— BEGIN Data provided —

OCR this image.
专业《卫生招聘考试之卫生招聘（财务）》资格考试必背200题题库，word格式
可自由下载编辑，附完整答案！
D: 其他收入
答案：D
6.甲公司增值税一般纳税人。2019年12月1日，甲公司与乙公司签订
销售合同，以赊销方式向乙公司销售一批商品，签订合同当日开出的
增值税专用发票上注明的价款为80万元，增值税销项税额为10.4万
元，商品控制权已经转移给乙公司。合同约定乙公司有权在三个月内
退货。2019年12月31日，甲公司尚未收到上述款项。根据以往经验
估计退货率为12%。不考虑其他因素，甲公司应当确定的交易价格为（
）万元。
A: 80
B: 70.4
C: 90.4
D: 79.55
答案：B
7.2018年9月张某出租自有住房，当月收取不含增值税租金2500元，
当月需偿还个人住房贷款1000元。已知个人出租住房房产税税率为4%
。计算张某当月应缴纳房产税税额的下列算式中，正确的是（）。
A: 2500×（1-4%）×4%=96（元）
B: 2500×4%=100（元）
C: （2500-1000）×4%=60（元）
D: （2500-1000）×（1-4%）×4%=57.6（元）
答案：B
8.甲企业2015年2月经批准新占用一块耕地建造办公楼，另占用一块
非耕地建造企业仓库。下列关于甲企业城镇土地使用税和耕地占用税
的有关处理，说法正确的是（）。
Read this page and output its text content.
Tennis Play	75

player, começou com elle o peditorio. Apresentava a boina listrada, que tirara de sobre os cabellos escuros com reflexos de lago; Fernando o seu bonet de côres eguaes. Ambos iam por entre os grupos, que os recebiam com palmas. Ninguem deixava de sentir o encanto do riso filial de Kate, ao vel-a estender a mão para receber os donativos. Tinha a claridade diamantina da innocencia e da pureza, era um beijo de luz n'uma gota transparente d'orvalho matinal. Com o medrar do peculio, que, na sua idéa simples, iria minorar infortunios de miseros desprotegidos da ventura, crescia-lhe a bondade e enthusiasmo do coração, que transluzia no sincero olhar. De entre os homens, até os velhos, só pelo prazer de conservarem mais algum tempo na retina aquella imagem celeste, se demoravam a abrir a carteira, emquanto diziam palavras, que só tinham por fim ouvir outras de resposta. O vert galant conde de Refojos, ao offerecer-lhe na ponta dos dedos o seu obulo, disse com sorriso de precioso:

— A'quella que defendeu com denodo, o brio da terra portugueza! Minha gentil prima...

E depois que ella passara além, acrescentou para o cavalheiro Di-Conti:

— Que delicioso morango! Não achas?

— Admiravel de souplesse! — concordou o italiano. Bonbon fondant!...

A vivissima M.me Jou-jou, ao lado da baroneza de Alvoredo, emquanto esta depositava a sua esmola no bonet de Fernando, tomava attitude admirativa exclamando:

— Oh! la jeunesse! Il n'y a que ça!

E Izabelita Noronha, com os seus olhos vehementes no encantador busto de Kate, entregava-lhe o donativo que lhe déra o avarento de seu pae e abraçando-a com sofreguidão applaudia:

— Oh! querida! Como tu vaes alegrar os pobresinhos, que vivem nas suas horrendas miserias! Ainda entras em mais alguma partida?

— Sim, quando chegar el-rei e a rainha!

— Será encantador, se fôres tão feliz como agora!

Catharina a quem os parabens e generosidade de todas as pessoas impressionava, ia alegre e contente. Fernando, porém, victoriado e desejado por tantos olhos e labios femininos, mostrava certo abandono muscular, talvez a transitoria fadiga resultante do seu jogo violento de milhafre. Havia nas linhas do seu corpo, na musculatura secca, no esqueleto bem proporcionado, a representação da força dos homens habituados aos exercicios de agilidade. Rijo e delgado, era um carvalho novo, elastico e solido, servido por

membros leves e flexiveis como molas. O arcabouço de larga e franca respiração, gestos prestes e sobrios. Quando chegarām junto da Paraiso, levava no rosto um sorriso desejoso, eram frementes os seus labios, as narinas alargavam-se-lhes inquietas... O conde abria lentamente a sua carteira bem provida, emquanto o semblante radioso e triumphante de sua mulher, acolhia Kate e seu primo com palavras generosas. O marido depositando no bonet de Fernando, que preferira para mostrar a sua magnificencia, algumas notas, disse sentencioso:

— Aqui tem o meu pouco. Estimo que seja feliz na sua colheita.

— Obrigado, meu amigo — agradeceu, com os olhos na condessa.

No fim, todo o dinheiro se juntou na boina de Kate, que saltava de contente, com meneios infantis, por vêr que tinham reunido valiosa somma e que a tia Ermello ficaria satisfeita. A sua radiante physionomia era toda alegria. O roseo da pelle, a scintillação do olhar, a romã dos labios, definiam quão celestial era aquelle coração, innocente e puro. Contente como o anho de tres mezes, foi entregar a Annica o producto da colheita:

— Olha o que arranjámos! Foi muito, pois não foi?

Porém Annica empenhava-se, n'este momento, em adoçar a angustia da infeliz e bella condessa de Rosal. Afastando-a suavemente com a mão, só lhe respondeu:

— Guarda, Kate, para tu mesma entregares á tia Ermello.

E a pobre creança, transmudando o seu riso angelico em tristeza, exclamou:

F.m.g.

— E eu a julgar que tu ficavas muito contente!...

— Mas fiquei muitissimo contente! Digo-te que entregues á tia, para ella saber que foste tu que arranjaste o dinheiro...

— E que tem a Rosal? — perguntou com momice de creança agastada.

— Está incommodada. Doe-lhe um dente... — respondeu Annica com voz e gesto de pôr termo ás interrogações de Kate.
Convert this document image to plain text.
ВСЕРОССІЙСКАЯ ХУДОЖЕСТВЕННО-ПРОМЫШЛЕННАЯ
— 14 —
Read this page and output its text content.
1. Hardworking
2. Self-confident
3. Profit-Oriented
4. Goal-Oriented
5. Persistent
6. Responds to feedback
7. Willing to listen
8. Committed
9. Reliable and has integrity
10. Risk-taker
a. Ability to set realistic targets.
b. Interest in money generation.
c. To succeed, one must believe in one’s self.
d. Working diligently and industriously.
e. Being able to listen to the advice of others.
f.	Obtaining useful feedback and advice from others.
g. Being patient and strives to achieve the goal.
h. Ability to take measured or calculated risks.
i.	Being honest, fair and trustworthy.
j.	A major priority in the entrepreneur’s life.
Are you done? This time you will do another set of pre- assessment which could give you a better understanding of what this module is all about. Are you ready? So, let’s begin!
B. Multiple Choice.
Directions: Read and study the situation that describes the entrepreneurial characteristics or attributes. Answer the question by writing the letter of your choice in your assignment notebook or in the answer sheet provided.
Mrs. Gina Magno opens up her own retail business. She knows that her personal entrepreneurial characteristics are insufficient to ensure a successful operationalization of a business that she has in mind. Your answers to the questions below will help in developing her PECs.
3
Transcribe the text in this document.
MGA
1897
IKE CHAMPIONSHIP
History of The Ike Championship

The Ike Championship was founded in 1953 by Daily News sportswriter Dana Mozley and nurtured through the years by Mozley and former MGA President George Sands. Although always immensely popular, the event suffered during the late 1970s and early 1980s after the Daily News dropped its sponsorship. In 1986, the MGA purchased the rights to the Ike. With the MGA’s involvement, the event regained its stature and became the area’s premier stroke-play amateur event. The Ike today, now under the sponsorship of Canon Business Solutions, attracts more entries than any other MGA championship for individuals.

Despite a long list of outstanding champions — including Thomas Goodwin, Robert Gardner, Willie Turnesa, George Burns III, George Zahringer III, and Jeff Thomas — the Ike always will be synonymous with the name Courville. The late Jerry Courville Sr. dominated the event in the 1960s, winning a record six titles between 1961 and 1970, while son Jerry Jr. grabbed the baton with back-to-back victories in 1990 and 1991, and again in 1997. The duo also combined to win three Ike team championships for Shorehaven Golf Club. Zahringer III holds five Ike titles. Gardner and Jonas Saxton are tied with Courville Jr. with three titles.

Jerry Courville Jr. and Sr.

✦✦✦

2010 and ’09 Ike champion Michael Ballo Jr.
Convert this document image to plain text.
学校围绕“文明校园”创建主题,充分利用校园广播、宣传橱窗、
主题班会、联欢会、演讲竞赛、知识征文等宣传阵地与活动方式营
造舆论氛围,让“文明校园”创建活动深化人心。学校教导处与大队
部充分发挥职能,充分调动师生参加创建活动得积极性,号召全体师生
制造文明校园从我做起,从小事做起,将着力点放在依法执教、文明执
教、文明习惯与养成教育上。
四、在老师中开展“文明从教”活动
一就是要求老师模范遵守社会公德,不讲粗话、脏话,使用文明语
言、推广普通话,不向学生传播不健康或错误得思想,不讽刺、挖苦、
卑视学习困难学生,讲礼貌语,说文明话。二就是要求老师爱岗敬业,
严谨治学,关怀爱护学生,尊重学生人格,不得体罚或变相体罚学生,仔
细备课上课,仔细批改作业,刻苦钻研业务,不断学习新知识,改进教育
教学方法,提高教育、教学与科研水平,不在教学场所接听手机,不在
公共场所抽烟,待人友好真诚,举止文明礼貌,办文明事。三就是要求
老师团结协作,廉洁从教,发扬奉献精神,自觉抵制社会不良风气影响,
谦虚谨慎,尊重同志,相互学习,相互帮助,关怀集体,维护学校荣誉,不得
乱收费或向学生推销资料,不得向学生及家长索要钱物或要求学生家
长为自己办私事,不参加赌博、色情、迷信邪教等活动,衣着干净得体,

— END Data provided —

(What is needed) List each line of the entries that holds the string "Annica".

(Solution below)
No fim, todo o dinheiro se juntou na boina de Kate, que saltava de contente, com meneios infantis, por vêr que tinham reunido valiosa somma e que a tia Ermello ficaria satisfeita. A sua radiante physionomia era toda alegria. O roseo da pelle, a scintillação do olhar, a romã dos labios, definiam quão celestial era aquelle coração, innocente e puro. Contente como o anho de tres mezes, foi entregar a Annica o producto da colheita:
Porém Annica empenhava-se, n'este momento, em adoçar a angustia da infeliz e bella condessa de Rosal. Afastando-a suavemente com a mão, só lhe respondeu:
— Está incommodada. Doe-lhe um dente... — respondeu Annica com voz e gesto de pôr termo ás interrogações de Kate.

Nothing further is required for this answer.